** BEGIN Task data **
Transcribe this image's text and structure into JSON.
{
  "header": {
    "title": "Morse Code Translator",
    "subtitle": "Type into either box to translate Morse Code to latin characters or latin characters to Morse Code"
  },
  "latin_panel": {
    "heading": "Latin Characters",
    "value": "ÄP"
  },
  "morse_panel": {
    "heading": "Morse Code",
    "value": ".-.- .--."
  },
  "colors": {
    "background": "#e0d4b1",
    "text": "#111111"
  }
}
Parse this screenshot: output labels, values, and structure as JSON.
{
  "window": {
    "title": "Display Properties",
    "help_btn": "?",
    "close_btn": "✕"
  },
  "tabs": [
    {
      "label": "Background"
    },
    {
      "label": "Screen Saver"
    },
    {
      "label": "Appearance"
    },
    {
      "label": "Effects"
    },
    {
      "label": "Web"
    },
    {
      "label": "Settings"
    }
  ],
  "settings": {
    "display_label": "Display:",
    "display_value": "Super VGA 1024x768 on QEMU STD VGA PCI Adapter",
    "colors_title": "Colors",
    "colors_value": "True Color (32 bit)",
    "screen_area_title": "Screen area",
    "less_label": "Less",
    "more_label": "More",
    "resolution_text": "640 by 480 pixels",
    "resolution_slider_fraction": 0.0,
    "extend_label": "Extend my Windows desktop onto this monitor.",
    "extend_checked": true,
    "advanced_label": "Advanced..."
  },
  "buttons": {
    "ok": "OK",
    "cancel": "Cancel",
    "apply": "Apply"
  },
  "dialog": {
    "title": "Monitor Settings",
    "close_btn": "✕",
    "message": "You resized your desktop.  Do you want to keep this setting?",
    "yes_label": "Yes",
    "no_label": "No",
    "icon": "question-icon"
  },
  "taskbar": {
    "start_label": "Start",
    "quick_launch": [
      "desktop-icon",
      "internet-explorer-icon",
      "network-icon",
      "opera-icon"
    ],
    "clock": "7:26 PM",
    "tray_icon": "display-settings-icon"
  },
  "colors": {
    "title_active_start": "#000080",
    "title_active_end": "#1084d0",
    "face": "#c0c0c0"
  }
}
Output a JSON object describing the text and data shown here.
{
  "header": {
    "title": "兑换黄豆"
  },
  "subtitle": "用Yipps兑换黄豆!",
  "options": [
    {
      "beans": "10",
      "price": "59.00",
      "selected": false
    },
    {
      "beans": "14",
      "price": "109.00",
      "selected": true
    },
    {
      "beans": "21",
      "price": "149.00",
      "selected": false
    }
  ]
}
** END Task data **
§ Instruction
Extract all lines from the data in which "this" is found.

§ Reply
Transcribe this image's text and structure into JSON.
Parse this screenshot: output labels, values, and structure as JSON.
    "extend_label": "Extend my Windows desktop onto this monitor.",
    "message": "You resized your desktop.  Do you want to keep this setting?",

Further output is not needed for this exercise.